• Task instructions
Extract and list every line that contains the word "clippings".

• Dataset entries
↓↓↓
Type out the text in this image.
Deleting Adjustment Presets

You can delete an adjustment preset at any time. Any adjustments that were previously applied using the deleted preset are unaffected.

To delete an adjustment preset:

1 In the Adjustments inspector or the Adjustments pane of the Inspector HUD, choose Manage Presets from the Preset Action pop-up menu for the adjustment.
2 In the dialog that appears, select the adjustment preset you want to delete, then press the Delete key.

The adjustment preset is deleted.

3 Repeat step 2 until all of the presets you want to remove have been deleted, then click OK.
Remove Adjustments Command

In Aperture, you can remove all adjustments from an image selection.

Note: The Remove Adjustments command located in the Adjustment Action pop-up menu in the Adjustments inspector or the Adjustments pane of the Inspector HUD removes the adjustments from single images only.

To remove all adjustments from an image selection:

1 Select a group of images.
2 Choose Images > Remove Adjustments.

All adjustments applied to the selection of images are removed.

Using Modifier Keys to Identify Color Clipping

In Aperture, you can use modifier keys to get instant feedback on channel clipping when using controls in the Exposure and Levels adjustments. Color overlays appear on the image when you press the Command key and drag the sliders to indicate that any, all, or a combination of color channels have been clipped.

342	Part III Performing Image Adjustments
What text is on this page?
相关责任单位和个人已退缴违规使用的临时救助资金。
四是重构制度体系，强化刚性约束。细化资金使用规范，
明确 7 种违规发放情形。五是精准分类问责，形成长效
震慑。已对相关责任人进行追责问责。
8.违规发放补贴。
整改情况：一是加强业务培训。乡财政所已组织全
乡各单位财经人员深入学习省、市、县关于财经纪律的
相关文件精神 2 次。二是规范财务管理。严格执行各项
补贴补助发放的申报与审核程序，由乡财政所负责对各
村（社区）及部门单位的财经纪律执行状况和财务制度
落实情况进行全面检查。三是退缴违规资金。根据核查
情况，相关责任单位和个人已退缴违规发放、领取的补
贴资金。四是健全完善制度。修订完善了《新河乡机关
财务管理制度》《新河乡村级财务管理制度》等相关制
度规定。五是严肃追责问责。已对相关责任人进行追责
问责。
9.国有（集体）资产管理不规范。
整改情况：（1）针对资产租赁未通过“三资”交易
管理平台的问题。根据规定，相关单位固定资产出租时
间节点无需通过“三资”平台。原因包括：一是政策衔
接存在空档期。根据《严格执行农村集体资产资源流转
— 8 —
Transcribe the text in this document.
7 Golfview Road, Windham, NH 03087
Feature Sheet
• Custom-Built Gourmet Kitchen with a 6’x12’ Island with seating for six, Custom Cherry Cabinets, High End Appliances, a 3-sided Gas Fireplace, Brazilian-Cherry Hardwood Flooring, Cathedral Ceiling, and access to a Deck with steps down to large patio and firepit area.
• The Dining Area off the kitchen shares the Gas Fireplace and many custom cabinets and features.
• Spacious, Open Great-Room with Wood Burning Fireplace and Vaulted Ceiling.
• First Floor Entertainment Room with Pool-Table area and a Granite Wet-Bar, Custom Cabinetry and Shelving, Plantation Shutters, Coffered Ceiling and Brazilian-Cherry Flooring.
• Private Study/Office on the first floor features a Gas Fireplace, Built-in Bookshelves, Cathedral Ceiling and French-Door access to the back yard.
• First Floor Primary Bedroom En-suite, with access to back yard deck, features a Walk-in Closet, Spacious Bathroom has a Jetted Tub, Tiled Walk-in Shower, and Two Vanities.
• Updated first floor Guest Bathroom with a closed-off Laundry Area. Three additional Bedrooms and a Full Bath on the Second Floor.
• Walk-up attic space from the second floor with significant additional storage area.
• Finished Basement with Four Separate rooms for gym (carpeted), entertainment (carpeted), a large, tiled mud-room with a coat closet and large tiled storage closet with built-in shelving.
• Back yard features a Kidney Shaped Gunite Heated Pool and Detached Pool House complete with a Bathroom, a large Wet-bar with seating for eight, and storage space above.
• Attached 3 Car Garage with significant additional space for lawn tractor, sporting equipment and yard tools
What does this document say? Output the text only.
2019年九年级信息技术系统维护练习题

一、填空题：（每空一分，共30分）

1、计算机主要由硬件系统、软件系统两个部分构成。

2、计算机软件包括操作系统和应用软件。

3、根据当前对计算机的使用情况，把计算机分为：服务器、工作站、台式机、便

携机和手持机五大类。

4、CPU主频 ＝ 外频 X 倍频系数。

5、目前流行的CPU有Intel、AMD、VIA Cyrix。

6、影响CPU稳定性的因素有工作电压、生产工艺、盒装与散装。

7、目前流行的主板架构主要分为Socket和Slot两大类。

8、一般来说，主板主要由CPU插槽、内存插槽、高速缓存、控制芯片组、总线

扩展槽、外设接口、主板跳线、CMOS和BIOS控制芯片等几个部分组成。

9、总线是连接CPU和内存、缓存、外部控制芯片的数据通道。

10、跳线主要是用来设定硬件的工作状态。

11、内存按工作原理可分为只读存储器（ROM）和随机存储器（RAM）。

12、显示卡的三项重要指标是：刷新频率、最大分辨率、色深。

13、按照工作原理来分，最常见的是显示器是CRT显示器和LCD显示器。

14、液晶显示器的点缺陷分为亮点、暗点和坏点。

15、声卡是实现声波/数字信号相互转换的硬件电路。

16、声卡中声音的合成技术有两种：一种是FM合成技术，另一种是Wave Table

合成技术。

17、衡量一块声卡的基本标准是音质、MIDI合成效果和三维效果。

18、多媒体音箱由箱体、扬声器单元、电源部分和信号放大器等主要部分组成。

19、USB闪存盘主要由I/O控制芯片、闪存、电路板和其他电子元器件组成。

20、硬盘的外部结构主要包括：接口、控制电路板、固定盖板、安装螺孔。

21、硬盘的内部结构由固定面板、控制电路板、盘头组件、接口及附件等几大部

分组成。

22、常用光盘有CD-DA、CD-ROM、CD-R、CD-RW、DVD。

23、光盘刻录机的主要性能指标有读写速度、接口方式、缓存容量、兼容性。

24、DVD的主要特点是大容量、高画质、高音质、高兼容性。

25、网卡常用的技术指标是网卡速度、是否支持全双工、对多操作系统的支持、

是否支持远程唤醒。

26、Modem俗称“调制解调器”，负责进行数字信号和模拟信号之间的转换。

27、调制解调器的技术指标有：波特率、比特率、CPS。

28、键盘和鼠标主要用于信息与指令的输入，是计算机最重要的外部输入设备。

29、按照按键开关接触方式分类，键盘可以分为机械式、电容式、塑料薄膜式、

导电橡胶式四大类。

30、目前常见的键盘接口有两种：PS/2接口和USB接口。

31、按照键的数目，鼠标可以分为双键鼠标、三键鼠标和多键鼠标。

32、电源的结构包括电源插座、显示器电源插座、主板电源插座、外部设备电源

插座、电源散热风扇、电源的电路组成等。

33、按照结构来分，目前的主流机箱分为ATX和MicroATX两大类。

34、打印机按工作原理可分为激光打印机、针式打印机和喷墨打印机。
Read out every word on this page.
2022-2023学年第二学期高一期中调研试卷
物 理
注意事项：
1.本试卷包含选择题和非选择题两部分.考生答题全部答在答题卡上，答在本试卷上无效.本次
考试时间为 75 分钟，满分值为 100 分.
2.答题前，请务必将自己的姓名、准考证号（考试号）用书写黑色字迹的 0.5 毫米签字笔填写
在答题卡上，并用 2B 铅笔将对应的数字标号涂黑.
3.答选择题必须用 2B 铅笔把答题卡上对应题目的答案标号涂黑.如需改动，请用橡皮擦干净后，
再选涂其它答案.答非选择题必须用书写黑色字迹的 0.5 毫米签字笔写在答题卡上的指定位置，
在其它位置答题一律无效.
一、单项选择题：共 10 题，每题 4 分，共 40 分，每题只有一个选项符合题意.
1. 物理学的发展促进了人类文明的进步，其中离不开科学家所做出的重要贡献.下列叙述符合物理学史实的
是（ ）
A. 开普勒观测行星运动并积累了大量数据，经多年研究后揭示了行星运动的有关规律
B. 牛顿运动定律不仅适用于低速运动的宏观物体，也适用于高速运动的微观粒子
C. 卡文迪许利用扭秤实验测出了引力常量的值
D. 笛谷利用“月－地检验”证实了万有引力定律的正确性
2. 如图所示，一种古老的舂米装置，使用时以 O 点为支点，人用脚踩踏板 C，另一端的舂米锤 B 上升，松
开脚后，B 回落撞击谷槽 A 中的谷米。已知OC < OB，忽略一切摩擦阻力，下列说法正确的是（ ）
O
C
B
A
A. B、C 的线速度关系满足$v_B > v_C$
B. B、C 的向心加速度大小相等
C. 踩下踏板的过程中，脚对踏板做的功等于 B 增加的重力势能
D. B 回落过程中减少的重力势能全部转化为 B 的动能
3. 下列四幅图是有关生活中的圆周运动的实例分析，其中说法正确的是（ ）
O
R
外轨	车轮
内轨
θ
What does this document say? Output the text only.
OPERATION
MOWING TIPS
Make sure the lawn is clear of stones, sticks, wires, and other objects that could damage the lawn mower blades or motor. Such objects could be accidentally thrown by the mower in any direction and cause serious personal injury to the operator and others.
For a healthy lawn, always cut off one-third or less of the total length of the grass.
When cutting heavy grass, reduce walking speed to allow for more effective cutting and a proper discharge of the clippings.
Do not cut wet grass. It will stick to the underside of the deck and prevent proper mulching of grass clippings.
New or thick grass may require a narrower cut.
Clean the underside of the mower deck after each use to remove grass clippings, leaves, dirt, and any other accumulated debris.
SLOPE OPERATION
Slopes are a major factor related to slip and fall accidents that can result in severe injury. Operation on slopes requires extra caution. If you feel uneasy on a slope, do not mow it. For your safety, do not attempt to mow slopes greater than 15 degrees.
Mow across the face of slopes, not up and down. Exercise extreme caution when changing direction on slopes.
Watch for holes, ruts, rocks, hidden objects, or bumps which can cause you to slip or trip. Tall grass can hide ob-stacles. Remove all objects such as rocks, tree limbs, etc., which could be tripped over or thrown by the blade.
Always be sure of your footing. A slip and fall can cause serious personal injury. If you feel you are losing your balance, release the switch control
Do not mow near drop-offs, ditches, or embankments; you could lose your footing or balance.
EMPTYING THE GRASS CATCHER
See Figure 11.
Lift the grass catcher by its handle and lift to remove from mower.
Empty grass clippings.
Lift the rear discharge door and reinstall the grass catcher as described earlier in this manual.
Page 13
↑↑↑
• Completed task
When cutting heavy grass, reduce walking speed to allow for more effective cutting and a proper discharge of the clippings.
Do not cut wet grass. It will stick to the underside of the deck and prevent proper mulching of grass clippings.
Clean the underside of the mower deck after each use to remove grass clippings, leaves, dirt, and any other accumulated debris.
Empty grass clippings.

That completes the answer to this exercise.